[BEGIN]

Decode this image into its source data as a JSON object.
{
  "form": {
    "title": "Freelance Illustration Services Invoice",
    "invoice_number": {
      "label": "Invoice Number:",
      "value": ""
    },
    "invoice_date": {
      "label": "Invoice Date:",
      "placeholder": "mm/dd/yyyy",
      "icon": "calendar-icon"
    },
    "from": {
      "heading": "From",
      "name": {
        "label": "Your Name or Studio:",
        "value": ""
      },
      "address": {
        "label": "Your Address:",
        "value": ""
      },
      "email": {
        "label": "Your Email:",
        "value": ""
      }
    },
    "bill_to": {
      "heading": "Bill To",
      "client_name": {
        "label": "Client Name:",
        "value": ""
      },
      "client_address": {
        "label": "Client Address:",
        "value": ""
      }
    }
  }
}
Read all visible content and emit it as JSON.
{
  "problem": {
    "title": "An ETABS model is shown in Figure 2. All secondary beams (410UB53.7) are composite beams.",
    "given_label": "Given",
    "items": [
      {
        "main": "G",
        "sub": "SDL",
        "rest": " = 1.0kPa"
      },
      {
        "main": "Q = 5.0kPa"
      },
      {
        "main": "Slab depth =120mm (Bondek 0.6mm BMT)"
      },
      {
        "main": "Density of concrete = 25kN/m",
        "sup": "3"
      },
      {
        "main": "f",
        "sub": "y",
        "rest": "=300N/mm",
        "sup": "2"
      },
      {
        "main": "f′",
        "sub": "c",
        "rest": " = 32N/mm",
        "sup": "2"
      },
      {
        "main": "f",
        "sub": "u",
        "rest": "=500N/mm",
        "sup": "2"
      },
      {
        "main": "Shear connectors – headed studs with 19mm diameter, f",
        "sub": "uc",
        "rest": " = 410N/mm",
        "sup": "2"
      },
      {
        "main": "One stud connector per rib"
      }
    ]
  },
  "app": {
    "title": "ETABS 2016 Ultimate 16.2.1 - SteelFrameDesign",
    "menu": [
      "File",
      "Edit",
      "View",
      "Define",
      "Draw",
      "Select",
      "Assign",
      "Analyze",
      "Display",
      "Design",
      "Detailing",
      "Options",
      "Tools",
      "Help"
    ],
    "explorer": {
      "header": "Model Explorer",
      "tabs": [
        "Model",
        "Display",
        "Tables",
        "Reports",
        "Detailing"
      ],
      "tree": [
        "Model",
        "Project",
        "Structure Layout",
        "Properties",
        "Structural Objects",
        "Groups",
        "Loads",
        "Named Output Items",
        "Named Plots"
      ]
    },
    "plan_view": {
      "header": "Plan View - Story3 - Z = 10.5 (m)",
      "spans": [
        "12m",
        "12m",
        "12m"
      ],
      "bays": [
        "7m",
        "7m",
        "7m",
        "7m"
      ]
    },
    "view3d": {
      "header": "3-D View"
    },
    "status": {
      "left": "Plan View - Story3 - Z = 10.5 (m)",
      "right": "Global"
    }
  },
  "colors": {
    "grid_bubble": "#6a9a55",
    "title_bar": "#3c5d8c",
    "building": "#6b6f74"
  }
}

[END]

* _Set task_: Copy out each line exactly.

* _Task output_:
Decode this image into its source data as a JSON object.
{
  "form": {
    "title": "Freelance Illustration Services Invoice",
    "invoice_number": {
      "label": "Invoice Number:",
      "value": ""
    },
    "invoice_date": {
      "label": "Invoice Date:",
      "placeholder": "mm/dd/yyyy",
      "icon": "calendar-icon"
    },
    "from": {
      "heading": "From",
      "name": {
        "label": "Your Name or Studio:",
        "value": ""
      },
      "address": {
        "label": "Your Address:",
        "value": ""
      },
      "email": {
        "label": "Your Email:",
        "value": ""
      }
    },
    "bill_to": {
      "heading": "Bill To",
      "client_name": {
        "label": "Client Name:",
        "value": ""
      },
      "client_address": {
        "label": "Client Address:",
        "value": ""
      }
    }
  }
}
Read all visible content and emit it as JSON.
{
  "problem": {
    "title": "An ETABS model is shown in Figure 2. All secondary beams (410UB53.7) are composite beams.",
    "given_label": "Given",
    "items": [
      {
        "main": "G",
        "sub": "SDL",
        "rest": " = 1.0kPa"
      },
      {
        "main": "Q = 5.0kPa"
      },
      {
        "main": "Slab depth =120mm (Bondek 0.6mm BMT)"
      },
      {
        "main": "Density of concrete = 25kN/m",
        "sup": "3"
      },
      {
        "main": "f",
        "sub": "y",
        "rest": "=300N/mm",
        "sup": "2"
      },
      {
        "main": "f′",
        "sub": "c",
        "rest": " = 32N/mm",
        "sup": "2"
      },
      {
        "main": "f",
        "sub": "u",
        "rest": "=500N/mm",
        "sup": "2"
      },
      {
        "main": "Shear connectors – headed studs with 19mm diameter, f",
        "sub": "uc",
        "rest": " = 410N/mm",
        "sup": "2"
      },
      {
        "main": "One stud connector per rib"
      }
    ]
  },
  "app": {
    "title": "ETABS 2016 Ultimate 16.2.1 - SteelFrameDesign",
    "menu": [
      "File",
      "Edit",
      "View",
      "Define",
      "Draw",
      "Select",
      "Assign",
      "Analyze",
      "Display",
      "Design",
      "Detailing",
      "Options",
      "Tools",
      "Help"
    ],
    "explorer": {
      "header": "Model Explorer",
      "tabs": [
        "Model",
        "Display",
        "Tables",
        "Reports",
        "Detailing"
      ],
      "tree": [
        "Model",
        "Project",
        "Structure Layout",
        "Properties",
        "Structural Objects",
        "Groups",
        "Loads",
        "Named Output Items",
        "Named Plots"
      ]
    },
    "plan_view": {
      "header": "Plan View - Story3 - Z = 10.5 (m)",
      "spans": [
        "12m",
        "12m",
        "12m"
      ],
      "bays": [
        "7m",
        "7m",
        "7m",
        "7m"
      ]
    },
    "view3d": {
      "header": "3-D View"
    },
    "status": {
      "left": "Plan View - Story3 - Z = 10.5 (m)",
      "right": "Global"
    }
  },
  "colors": {
    "grid_bubble": "#6a9a55",
    "title_bar": "#3c5d8c",
    "building": "#6b6f74"
  }
}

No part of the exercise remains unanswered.